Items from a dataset
START
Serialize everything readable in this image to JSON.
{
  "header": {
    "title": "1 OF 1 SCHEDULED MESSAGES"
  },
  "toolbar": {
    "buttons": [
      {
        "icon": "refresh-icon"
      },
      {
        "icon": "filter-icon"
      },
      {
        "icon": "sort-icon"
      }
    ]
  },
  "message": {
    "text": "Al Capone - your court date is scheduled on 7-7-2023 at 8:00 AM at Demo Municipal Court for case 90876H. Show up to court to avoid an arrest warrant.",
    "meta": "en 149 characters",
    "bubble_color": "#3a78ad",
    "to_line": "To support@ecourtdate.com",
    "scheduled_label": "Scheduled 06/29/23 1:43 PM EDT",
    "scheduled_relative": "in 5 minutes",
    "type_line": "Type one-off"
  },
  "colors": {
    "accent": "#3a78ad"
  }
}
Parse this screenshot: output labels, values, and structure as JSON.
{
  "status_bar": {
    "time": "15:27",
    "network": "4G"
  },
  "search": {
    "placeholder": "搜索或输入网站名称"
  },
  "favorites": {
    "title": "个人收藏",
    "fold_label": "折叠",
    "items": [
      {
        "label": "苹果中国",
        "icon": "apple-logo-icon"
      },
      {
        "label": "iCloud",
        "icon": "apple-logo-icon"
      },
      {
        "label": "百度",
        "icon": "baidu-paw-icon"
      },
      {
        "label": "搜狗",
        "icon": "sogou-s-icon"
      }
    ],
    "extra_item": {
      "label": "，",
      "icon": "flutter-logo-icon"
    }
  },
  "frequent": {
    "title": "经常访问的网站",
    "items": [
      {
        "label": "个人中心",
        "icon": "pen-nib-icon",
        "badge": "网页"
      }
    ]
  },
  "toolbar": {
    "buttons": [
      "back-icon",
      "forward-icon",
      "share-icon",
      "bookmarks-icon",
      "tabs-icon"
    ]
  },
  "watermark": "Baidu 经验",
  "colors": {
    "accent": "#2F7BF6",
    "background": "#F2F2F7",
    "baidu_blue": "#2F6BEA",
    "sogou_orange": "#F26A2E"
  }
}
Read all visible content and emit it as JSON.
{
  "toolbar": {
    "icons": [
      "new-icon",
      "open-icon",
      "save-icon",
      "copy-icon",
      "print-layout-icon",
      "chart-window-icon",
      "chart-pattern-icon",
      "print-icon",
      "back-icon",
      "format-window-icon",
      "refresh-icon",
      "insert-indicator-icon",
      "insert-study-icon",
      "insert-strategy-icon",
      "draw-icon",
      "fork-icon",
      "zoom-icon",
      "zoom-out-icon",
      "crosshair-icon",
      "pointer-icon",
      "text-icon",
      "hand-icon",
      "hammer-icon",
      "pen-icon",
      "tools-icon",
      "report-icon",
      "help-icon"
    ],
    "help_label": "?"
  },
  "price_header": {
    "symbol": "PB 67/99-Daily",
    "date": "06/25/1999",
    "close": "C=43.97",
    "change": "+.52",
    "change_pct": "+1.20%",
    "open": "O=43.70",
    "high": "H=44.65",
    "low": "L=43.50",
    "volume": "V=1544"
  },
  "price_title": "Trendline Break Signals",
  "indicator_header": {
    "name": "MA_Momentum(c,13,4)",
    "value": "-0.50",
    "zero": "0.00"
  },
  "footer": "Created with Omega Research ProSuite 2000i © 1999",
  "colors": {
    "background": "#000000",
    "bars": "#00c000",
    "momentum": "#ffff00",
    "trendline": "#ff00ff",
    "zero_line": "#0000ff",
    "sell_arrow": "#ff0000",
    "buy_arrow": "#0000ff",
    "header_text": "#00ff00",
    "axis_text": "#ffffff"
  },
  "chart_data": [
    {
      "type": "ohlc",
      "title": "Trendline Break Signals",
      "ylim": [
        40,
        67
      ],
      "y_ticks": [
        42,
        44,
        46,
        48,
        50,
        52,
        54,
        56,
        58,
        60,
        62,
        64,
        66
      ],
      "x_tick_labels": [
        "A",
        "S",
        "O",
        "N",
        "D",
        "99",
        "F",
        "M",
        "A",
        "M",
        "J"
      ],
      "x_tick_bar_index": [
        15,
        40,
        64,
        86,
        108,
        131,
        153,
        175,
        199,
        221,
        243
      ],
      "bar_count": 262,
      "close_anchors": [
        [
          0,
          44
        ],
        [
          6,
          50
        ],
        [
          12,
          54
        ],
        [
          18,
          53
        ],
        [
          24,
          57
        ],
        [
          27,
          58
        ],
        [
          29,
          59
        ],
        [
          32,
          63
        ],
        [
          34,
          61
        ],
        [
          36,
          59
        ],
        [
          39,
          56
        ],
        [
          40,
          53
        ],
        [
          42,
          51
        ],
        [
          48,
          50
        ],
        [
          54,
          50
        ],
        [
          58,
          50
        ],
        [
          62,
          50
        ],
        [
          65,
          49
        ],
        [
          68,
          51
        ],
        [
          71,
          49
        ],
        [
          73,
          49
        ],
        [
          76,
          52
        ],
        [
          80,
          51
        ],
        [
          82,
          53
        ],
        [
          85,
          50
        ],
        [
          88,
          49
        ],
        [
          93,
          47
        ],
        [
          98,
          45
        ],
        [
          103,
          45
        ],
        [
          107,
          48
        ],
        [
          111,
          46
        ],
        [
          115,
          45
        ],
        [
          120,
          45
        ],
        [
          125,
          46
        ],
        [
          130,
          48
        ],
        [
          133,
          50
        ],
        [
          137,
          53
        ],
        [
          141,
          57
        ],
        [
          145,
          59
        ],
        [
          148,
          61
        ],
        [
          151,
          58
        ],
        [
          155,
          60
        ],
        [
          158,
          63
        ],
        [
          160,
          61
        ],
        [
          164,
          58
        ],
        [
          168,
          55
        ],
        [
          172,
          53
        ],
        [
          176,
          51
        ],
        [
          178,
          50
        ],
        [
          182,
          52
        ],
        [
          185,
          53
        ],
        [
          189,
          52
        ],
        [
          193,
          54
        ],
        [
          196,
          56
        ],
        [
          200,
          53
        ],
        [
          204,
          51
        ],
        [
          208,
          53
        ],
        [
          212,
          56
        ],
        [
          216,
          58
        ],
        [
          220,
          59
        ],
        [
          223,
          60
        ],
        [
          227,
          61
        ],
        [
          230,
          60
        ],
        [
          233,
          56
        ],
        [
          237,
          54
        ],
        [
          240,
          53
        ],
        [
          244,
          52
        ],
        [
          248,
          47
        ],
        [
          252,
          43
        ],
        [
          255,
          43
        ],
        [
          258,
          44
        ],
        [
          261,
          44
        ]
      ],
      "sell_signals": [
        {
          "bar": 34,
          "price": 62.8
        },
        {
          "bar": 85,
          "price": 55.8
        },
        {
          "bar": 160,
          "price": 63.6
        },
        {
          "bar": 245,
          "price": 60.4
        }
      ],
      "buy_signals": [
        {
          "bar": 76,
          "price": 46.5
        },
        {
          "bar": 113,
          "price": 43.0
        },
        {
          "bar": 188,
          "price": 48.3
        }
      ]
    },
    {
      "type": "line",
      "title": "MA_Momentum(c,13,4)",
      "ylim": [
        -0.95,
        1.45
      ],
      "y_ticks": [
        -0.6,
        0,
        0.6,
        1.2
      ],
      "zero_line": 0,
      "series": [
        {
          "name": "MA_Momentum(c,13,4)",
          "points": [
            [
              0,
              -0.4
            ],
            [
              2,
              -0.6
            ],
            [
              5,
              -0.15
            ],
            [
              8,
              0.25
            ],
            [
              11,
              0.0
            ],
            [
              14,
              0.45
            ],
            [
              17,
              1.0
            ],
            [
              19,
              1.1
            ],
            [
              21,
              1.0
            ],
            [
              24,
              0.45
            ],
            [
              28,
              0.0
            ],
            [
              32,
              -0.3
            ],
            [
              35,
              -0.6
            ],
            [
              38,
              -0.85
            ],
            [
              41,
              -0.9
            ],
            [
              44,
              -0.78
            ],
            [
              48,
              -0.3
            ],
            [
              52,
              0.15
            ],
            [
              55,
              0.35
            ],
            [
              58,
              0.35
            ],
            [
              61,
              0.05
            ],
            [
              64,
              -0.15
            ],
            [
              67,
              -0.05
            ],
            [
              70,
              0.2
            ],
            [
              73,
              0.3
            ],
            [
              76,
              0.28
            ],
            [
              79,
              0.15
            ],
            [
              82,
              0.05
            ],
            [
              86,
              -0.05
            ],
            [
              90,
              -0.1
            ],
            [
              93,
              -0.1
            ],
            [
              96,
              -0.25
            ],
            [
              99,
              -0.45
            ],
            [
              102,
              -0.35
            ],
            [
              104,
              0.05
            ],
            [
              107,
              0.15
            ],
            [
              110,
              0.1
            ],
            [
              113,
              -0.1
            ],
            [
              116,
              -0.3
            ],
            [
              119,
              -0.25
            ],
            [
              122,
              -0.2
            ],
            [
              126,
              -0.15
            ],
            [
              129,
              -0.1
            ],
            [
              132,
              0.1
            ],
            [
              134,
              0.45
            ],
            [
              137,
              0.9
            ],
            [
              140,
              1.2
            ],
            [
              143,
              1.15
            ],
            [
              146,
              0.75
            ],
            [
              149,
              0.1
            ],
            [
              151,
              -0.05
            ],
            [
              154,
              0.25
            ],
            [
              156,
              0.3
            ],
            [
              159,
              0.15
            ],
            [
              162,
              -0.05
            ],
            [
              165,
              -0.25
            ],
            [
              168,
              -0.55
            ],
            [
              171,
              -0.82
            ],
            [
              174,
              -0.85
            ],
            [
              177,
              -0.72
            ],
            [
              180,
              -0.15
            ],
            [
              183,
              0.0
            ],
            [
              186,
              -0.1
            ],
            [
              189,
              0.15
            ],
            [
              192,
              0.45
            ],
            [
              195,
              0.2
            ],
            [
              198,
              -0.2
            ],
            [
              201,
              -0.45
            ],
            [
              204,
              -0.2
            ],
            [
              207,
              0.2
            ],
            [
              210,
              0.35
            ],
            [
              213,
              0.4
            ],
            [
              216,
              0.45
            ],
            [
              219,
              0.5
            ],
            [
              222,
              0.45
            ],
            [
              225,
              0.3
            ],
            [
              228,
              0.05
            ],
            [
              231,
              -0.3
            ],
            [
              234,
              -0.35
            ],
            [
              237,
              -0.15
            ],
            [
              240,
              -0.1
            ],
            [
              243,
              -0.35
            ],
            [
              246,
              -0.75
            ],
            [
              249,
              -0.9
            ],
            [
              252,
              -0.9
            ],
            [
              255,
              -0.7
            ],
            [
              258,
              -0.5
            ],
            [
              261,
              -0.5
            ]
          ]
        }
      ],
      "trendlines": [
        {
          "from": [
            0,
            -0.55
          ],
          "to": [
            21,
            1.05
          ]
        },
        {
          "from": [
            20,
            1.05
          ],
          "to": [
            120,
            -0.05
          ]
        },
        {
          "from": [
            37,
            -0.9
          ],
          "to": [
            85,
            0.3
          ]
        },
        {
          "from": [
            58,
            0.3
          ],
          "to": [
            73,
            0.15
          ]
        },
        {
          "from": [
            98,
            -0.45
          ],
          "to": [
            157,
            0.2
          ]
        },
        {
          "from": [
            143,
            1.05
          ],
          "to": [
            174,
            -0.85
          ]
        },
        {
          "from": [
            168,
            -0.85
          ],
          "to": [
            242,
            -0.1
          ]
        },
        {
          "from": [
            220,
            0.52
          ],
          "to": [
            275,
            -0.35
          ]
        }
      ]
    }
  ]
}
END
Exercise objective
Gather up the lines that contain the word "JSON".

Expected answer
Serialize everything readable in this image to JSON.
Parse this screenshot: output labels, values, and structure as JSON.
Read all visible content and emit it as JSON.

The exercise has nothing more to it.